## Supplied entries

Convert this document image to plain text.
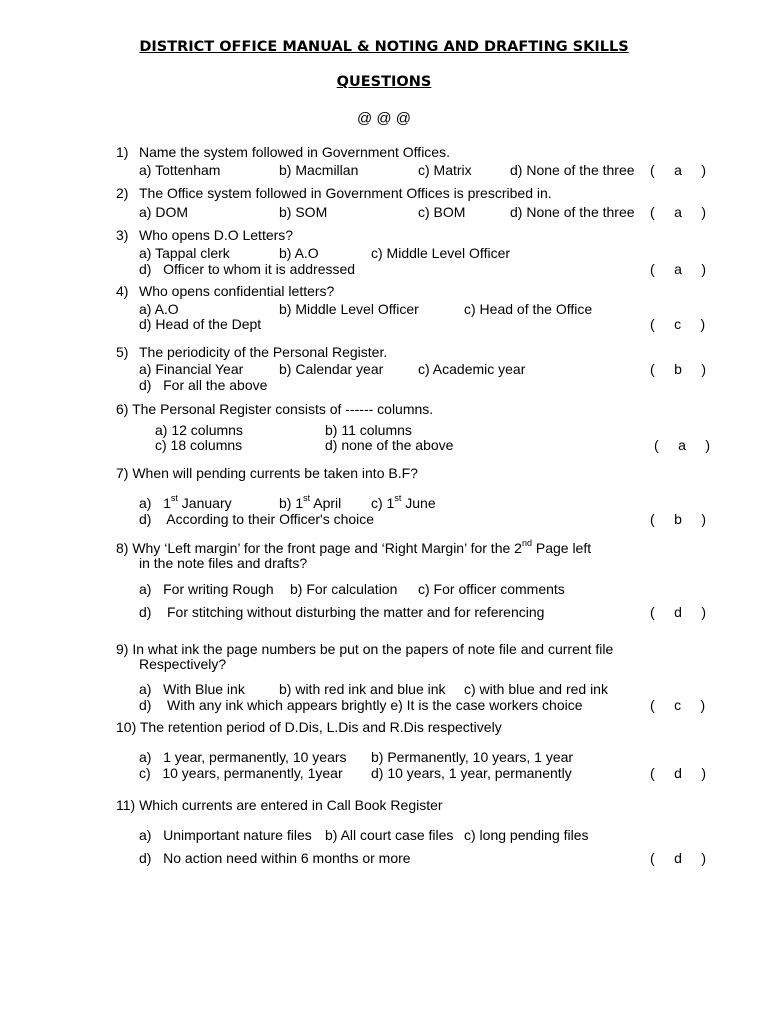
DISTRICT OFFICE MANUAL & NOTING AND DRAFTING SKILLS
QUESTIONS
@ @ @
1) Name the system followed in Government Offices.
a) Tottenham	b) Macmillan	c) Matrix	d) None of the three (     a     )
2) The Office system followed in Government Offices is prescribed in.
a) DOM	b) SOM	c) BOM	d) None of the three (     a     )
3) Who opens D.O Letters?
a) Tappal clerk	b) A.O	c) Middle Level Officer
d)   Officer to whom it is addressed	(     a     )
4) Who opens confidential letters?
a) A.O	b) Middle Level Officer	c) Head of the Office
d) Head of the Dept	(     c     )
5) The periodicity of the Personal Register.
a) Financial Year	b) Calendar year c) Academic year
d)   For all the above
(     b     )
6) The Personal Register consists of ------ columns.
a) 12 columns	b) 11 columns
c) 18 columns	d) none of the above	(     a     )
7) When will pending currents be taken into B.F?
a)   1st January	b) 1st April c) 1st June
d)    According to their Officer's choice	(     b     )
8) Why ‘Left margin’ for the front page and ‘Right Margin’ for the 2nd Page left
in the note files and drafts?
a)   For writing Rough b) For calculation c) For officer comments
d)    For stitching without disturbing the matter and for referencing	(     d     )
9) In what ink the page numbers be put on the papers of note file and current file
Respectively?
a)   With Blue ink b) with red ink and blue ink c) with blue and red ink
d)    With any ink which appears brightly e) It is the case workers choice	(     c     )
10) The retention period of D.Dis, L.Dis and R.Dis respectively
a)   1 year, permanently, 10 years b) Permanently, 10 years, 1 year
c)   10 years, permanently, 1year d) 10 years, 1 year, permanently	(     d     )
11) Which currents are entered in Call Book Register
a)   Unimportant nature files b) All court case files c) long pending files
d)   No action need within 6 months or more	(     d     )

## Written request
Restate the records word for word, omitting images.

## Exercise response
Convert this document image to plain text.
DISTRICT OFFICE MANUAL & NOTING AND DRAFTING SKILLS
QUESTIONS
@ @ @
1) Name the system followed in Government Offices.
a) Tottenham	b) Macmillan	c) Matrix	d) None of the three (     a     )
2) The Office system followed in Government Offices is prescribed in.
a) DOM	b) SOM	c) BOM	d) None of the three (     a     )
3) Who opens D.O Letters?
a) Tappal clerk	b) A.O	c) Middle Level Officer
d)   Officer to whom it is addressed	(     a     )
4) Who opens confidential letters?
a) A.O	b) Middle Level Officer	c) Head of the Office
d) Head of the Dept	(     c     )
5) The periodicity of the Personal Register.
a) Financial Year	b) Calendar year c) Academic year
d)   For all the above
(     b     )
6) The Personal Register consists of ------ columns.
a) 12 columns	b) 11 columns
c) 18 columns	d) none of the above	(     a     )
7) When will pending currents be taken into B.F?
a)   1st January	b) 1st April c) 1st June
d)    According to their Officer's choice	(     b     )
8) Why ‘Left margin’ for the front page and ‘Right Margin’ for the 2nd Page left
in the note files and drafts?
a)   For writing Rough b) For calculation c) For officer comments
d)    For stitching without disturbing the matter and for referencing	(     d     )
9) In what ink the page numbers be put on the papers of note file and current file
Respectively?
a)   With Blue ink b) with red ink and blue ink c) with blue and red ink
d)    With any ink which appears brightly e) It is the case workers choice	(     c     )
10) The retention period of D.Dis, L.Dis and R.Dis respectively
a)   1 year, permanently, 10 years b) Permanently, 10 years, 1 year
c)   10 years, permanently, 1year d) 10 years, 1 year, permanently	(     d     )
11) Which currents are entered in Call Book Register
a)   Unimportant nature files b) All court case files c) long pending files
d)   No action need within 6 months or more	(     d     )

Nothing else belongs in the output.